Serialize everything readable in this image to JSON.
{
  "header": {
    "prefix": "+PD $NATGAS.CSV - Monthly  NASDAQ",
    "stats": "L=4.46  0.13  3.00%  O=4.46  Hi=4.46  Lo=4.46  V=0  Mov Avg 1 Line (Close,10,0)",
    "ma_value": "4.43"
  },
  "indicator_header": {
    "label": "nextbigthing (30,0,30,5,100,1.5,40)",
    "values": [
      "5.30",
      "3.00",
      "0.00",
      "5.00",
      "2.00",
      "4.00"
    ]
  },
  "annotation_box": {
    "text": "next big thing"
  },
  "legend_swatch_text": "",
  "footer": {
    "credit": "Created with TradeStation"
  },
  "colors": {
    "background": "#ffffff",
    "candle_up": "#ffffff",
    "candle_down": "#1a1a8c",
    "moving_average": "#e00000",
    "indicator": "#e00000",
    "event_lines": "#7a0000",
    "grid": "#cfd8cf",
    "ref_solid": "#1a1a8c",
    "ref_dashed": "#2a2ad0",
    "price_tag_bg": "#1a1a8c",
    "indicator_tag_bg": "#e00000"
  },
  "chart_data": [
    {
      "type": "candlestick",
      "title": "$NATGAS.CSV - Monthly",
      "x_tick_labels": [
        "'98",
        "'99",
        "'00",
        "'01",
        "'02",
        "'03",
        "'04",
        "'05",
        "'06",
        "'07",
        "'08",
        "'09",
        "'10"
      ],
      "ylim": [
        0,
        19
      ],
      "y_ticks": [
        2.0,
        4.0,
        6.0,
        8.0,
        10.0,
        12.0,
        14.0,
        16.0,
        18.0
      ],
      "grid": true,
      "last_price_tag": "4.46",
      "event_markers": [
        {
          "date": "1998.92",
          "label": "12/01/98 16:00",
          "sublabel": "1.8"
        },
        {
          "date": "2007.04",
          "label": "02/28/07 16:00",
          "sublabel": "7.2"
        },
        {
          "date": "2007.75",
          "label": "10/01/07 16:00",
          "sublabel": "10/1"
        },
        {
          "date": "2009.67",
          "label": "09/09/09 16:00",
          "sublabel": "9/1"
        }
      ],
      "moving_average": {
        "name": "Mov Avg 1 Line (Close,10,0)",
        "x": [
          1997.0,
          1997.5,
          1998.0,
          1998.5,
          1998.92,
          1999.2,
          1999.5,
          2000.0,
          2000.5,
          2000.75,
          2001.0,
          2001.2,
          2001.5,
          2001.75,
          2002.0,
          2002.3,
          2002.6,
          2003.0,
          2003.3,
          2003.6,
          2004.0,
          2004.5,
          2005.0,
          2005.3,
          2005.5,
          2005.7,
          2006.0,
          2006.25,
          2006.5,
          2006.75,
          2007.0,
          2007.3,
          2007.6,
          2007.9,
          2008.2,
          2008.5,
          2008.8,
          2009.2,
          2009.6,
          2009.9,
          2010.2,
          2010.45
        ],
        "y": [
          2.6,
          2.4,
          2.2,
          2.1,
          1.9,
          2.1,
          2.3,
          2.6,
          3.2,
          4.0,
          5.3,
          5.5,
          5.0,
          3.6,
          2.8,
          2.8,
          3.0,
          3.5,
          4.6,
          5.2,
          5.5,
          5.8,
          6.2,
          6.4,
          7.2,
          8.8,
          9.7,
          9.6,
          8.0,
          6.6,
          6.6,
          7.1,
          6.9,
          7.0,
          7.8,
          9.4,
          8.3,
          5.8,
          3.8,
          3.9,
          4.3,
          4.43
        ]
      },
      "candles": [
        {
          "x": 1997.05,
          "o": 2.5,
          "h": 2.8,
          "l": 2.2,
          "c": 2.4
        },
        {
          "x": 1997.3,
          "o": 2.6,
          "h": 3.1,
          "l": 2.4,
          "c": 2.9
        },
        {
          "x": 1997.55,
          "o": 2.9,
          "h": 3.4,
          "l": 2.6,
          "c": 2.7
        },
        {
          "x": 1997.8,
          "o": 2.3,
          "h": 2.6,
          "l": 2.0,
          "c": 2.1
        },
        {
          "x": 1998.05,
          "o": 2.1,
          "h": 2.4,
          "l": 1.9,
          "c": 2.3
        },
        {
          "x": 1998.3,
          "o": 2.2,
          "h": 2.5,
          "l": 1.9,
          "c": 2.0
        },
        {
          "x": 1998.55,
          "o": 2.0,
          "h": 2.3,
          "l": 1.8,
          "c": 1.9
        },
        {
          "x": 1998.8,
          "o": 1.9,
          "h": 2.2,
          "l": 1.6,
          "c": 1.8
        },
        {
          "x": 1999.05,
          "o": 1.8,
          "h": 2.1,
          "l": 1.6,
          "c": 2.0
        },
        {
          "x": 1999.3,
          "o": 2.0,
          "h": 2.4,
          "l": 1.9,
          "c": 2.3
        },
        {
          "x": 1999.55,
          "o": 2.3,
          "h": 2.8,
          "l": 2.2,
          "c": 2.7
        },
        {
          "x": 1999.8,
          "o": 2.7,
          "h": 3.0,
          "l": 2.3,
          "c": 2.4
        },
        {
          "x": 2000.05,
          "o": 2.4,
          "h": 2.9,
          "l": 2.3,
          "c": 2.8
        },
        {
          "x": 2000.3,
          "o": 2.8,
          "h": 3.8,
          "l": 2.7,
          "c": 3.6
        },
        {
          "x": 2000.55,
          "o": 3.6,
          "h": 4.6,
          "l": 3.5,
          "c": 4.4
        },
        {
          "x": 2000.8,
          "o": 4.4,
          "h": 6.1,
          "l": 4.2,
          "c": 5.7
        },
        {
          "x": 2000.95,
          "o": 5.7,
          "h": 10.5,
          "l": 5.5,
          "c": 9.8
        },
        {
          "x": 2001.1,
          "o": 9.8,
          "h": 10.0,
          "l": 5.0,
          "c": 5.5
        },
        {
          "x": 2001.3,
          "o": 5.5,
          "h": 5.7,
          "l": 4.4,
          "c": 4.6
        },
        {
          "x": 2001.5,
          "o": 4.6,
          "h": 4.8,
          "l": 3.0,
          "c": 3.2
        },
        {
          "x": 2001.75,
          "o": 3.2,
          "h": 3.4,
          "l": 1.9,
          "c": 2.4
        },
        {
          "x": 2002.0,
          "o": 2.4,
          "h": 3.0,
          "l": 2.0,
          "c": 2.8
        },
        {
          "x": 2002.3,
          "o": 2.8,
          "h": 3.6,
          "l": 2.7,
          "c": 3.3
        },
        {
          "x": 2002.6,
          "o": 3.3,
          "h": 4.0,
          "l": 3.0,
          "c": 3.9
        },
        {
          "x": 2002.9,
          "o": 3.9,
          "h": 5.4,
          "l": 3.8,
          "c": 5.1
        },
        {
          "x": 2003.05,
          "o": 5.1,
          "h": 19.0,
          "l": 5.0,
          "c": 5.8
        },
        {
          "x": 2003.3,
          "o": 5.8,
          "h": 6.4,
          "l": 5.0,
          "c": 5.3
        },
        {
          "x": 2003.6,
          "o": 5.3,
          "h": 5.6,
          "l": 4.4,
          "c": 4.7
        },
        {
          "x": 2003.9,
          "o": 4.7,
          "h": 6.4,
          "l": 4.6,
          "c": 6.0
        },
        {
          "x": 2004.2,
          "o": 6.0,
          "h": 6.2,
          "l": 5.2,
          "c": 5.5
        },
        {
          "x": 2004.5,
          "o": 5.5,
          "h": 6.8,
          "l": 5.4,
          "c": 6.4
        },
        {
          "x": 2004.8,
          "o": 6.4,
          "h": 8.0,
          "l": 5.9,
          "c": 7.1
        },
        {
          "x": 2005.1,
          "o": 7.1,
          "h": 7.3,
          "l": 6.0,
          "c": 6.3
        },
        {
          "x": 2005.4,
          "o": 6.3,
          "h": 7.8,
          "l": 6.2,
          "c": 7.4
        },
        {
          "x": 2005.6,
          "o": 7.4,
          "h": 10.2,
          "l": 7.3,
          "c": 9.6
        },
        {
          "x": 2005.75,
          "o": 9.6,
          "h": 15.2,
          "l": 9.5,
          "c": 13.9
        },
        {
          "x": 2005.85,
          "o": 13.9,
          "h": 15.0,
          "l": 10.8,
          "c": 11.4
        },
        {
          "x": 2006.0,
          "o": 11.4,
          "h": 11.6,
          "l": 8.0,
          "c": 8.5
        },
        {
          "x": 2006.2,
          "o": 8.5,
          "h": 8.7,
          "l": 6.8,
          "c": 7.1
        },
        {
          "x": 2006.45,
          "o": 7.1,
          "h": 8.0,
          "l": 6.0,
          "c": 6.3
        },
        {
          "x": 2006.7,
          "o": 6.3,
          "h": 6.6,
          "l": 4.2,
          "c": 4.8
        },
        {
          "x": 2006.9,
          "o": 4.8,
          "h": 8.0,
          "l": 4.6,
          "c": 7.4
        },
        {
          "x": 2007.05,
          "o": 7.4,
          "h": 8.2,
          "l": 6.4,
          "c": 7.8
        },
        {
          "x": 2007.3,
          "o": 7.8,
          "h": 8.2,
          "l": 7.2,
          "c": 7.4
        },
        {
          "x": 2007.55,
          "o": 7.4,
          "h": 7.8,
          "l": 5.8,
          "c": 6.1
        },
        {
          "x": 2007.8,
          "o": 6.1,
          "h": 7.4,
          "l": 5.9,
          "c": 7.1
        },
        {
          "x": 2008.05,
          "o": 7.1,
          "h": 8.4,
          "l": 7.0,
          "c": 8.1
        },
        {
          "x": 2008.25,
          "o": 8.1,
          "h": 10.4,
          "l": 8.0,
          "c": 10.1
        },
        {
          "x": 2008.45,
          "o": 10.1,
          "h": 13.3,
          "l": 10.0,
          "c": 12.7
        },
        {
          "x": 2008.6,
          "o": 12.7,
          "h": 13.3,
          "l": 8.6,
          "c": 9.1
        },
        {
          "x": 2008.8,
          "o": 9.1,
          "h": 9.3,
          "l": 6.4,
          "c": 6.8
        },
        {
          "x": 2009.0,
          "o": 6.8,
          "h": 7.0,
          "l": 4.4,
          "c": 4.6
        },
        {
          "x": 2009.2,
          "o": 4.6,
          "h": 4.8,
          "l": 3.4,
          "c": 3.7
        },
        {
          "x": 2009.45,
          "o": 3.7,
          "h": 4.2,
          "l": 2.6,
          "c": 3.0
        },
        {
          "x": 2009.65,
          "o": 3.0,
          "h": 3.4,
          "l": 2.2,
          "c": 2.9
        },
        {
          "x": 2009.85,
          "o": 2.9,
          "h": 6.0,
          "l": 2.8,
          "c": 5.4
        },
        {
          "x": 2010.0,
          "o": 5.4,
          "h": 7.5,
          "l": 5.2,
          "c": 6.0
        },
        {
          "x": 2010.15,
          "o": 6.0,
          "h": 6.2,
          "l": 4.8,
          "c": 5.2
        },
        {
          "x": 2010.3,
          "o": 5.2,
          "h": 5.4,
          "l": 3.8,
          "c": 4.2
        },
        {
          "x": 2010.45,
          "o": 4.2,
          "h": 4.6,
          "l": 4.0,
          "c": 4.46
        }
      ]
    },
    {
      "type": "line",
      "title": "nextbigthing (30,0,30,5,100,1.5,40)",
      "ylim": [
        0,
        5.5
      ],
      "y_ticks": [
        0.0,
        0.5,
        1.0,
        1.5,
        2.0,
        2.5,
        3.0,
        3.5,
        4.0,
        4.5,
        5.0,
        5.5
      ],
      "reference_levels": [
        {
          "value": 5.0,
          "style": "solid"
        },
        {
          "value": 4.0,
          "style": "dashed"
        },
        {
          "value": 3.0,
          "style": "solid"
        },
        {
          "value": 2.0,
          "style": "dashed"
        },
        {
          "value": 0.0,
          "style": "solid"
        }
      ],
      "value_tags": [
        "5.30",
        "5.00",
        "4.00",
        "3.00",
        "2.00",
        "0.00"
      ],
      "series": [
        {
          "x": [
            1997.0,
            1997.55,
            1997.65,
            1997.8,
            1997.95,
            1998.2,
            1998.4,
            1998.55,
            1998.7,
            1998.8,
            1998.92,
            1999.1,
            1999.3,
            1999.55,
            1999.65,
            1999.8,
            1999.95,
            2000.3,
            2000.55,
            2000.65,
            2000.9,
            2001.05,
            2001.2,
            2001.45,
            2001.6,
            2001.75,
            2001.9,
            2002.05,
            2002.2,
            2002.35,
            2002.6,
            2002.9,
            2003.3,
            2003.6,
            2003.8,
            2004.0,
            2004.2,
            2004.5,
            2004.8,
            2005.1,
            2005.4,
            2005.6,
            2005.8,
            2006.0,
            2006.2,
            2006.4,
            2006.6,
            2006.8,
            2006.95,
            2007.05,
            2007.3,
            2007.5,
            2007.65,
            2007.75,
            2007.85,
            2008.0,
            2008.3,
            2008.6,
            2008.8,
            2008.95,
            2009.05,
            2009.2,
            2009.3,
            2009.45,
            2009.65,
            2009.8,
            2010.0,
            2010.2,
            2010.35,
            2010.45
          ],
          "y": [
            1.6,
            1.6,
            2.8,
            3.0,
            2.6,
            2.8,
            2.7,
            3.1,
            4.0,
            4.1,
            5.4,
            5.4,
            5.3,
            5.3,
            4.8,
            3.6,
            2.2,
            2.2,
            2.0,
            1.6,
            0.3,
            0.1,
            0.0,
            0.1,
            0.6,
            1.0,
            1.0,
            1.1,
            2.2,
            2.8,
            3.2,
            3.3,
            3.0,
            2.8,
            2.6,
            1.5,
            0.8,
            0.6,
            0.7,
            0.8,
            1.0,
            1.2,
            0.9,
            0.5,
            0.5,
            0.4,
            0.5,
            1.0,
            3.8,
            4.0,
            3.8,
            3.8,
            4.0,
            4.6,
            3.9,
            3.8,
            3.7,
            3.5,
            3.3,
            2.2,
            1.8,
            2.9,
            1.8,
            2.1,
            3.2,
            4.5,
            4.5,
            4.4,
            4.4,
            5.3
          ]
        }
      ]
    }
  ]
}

● What to do:
Return from the data every line that holds "Close".

● Response to the exercise:
    "stats": "L=4.46  0.13  3.00%  O=4.46  Hi=4.46  Lo=4.46  V=0  Mov Avg 1 Line (Close,10,0)",
        "name": "Mov Avg 1 Line (Close,10,0)",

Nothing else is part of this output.